- **EXERCISE GOAL**
Repeat the entire listing exactly.

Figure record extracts
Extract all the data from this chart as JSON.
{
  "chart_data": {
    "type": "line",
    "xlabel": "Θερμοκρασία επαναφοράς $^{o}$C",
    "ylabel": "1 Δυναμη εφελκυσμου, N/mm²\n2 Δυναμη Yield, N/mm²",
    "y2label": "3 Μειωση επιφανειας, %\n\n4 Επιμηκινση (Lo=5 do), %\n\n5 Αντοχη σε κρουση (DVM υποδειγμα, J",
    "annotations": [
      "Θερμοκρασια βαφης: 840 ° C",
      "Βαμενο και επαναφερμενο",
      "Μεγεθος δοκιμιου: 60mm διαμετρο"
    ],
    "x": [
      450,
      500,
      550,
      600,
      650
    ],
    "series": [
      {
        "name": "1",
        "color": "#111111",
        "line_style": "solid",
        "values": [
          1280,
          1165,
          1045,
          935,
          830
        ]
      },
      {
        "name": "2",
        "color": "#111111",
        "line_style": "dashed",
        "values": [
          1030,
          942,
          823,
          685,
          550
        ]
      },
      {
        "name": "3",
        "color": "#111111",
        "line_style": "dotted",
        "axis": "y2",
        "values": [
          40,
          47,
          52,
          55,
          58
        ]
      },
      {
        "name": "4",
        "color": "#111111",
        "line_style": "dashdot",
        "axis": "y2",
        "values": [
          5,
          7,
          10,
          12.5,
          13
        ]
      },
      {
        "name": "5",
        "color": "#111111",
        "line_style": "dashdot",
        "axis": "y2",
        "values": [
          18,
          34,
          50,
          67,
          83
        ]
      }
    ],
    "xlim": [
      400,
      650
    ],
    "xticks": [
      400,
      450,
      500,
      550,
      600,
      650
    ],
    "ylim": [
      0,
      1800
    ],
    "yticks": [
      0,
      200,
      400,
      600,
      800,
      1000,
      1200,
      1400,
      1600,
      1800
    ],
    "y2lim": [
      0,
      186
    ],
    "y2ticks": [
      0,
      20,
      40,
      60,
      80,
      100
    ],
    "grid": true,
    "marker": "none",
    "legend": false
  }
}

- **RIGHT ANSWER**
Extract all the data from this chart as JSON.
{
  "chart_data": {
    "type": "line",
    "xlabel": "Θερμοκρασία επαναφοράς $^{o}$C",
    "ylabel": "1 Δυναμη εφελκυσμου, N/mm²\n2 Δυναμη Yield, N/mm²",
    "y2label": "3 Μειωση επιφανειας, %\n\n4 Επιμηκινση (Lo=5 do), %\n\n5 Αντοχη σε κρουση (DVM υποδειγμα, J",
    "annotations": [
      "Θερμοκρασια βαφης: 840 ° C",
      "Βαμενο και επαναφερμενο",
      "Μεγεθος δοκιμιου: 60mm διαμετρο"
    ],
    "x": [
      450,
      500,
      550,
      600,
      650
    ],
    "series": [
      {
        "name": "1",
        "color": "#111111",
        "line_style": "solid",
        "values": [
          1280,
          1165,
          1045,
          935,
          830
        ]
      },
      {
        "name": "2",
        "color": "#111111",
        "line_style": "dashed",
        "values": [
          1030,
          942,
          823,
          685,
          550
        ]
      },
      {
        "name": "3",
        "color": "#111111",
        "line_style": "dotted",
        "axis": "y2",
        "values": [
          40,
          47,
          52,
          55,
          58
        ]
      },
      {
        "name": "4",
        "color": "#111111",
        "line_style": "dashdot",
        "axis": "y2",
        "values": [
          5,
          7,
          10,
          12.5,
          13
        ]
      },
      {
        "name": "5",
        "color": "#111111",
        "line_style": "dashdot",
        "axis": "y2",
        "values": [
          18,
          34,
          50,
          67,
          83
        ]
      }
    ],
    "xlim": [
      400,
      650
    ],
    "xticks": [
      400,
      450,
      500,
      550,
      600,
      650
    ],
    "ylim": [
      0,
      1800
    ],
    "yticks": [
      0,
      200,
      400,
      600,
      800,
      1000,
      1200,
      1400,
      1600,
      1800
    ],
    "y2lim": [
      0,
      186
    ],
    "y2ticks": [
      0,
      20,
      40,
      60,
      80,
      100
    ],
    "grid": true,
    "marker": "none",
    "legend": false
  }
}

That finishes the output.